List each line of the data that holds the word "color".

——————

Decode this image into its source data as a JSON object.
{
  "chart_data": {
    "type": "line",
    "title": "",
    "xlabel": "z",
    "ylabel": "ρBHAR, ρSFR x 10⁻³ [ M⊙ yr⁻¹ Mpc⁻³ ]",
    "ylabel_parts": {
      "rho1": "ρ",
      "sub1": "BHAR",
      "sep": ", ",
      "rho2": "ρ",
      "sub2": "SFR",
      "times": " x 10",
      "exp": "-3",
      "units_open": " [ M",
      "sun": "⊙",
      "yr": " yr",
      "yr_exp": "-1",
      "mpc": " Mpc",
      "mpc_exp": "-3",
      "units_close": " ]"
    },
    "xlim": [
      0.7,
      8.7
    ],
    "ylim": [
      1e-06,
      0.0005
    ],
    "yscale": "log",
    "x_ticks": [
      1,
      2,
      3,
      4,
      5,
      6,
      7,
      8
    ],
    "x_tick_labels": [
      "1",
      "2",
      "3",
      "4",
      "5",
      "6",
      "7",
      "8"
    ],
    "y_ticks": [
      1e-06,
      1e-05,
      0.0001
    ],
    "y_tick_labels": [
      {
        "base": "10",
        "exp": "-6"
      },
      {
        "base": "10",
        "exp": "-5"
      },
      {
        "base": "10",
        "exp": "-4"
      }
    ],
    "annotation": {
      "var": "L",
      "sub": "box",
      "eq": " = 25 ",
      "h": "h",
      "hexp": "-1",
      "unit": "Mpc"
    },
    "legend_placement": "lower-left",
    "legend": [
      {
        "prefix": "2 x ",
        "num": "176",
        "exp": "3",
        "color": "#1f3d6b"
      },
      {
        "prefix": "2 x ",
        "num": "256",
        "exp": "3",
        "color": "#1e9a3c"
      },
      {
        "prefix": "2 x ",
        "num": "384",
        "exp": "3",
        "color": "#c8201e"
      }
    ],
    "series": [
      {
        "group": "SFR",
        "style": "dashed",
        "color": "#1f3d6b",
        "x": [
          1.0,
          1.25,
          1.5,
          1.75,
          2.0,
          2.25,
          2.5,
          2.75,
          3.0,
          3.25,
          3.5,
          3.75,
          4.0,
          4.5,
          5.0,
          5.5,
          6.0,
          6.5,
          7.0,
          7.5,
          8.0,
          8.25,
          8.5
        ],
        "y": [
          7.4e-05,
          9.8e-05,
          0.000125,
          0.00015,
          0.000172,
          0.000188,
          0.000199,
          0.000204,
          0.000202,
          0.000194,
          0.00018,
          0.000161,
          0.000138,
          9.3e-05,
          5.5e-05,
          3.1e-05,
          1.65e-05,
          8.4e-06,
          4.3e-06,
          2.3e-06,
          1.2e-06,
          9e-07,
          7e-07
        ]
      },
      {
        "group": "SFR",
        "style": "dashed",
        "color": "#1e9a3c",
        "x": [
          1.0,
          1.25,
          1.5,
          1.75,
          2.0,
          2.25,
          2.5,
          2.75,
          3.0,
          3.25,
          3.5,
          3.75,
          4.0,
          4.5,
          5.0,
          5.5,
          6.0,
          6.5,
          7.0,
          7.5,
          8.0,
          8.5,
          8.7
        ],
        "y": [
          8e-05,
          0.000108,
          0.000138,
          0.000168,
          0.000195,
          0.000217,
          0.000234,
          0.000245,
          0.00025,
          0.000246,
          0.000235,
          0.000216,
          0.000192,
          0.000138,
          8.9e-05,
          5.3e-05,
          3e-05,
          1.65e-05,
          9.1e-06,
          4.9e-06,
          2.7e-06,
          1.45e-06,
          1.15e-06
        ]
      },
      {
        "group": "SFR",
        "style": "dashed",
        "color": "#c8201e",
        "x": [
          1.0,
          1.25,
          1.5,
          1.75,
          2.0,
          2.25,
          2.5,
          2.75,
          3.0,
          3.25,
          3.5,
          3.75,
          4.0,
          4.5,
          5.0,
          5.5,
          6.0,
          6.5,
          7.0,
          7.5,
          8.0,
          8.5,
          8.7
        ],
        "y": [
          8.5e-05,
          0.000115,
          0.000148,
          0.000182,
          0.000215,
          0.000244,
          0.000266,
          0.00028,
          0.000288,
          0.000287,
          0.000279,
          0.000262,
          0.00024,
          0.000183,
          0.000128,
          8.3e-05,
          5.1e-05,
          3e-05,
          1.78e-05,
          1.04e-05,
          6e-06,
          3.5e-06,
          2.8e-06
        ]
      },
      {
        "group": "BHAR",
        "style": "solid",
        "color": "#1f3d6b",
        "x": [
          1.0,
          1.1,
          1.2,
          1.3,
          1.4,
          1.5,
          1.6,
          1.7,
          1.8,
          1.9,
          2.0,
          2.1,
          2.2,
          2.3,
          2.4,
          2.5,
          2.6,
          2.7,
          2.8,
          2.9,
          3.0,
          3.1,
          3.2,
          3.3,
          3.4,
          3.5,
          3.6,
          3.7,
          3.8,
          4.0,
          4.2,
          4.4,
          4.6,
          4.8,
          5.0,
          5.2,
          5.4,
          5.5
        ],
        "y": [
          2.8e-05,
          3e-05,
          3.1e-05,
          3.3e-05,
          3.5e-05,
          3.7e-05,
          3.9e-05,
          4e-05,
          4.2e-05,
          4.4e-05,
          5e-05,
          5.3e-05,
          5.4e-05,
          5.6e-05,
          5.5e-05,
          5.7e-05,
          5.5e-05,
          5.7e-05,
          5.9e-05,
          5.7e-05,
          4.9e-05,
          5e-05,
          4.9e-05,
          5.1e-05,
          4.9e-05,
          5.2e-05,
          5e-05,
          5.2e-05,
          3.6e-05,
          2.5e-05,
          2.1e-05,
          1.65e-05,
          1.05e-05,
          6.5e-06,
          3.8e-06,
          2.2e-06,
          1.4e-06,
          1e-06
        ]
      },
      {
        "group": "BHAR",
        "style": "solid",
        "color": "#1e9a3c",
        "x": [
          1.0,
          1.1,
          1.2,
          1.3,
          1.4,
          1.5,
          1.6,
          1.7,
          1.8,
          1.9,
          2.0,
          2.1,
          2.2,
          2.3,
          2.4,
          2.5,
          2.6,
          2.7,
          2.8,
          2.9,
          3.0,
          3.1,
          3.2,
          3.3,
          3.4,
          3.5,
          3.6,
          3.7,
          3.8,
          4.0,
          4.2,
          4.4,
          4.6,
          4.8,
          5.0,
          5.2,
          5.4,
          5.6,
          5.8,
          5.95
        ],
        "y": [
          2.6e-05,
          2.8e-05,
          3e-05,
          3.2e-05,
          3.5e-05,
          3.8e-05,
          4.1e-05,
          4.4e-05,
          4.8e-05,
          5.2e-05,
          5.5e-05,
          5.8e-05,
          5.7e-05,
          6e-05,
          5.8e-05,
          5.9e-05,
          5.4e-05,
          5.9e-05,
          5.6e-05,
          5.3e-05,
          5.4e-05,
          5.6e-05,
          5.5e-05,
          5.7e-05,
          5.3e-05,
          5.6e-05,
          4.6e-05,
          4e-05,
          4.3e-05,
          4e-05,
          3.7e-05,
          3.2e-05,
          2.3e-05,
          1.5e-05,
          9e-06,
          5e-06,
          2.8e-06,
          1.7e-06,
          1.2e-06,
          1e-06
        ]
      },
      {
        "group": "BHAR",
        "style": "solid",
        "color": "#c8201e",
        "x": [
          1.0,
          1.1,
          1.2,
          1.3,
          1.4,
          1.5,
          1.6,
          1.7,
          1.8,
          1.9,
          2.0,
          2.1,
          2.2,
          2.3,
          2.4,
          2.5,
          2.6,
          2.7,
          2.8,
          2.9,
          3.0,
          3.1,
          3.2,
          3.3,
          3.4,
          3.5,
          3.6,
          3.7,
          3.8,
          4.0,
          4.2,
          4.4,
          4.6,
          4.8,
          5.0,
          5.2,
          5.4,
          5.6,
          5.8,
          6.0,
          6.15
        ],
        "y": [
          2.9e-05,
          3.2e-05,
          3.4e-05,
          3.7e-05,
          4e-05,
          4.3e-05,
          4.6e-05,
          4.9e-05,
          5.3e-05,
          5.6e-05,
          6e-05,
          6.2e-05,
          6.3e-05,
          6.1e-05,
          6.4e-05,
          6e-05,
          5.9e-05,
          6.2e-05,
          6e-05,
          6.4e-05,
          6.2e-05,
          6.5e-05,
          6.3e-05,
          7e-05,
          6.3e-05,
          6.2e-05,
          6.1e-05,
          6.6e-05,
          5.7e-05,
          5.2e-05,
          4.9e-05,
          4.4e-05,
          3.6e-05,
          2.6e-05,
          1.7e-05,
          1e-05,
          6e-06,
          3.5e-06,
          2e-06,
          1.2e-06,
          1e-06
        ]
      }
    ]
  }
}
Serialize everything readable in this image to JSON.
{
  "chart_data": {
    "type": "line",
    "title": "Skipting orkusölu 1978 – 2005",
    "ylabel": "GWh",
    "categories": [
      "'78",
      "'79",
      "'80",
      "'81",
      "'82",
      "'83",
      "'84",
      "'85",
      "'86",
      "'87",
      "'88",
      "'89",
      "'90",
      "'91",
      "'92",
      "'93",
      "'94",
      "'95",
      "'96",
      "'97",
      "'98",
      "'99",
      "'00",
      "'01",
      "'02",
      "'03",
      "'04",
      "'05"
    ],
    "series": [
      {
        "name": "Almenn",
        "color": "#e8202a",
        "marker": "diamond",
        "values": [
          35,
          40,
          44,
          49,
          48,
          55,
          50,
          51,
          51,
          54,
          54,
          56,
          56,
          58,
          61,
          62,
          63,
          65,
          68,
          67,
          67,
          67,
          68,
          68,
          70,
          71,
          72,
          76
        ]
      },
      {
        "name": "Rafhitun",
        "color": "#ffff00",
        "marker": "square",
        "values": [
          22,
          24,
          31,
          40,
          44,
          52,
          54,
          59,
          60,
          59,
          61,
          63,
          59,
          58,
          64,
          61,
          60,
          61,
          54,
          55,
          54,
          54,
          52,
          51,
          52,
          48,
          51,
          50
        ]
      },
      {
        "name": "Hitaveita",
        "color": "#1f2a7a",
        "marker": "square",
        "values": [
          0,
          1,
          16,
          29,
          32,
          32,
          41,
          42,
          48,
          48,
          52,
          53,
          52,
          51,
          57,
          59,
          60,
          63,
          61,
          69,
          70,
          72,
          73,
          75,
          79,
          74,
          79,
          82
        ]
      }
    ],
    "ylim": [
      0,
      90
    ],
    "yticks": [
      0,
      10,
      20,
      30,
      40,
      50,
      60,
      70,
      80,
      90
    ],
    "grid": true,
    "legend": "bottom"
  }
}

——————

*Output of the exercise*:
        "color": "#1f3d6b"
        "color": "#1e9a3c"
        "color": "#c8201e"
        "color": "#1f3d6b",
        "color": "#1e9a3c",
        "color": "#c8201e",
        "color": "#1f3d6b",
        "color": "#1e9a3c",
        "color": "#c8201e",
        "color": "#e8202a",
        "color": "#ffff00",
        "color": "#1f2a7a",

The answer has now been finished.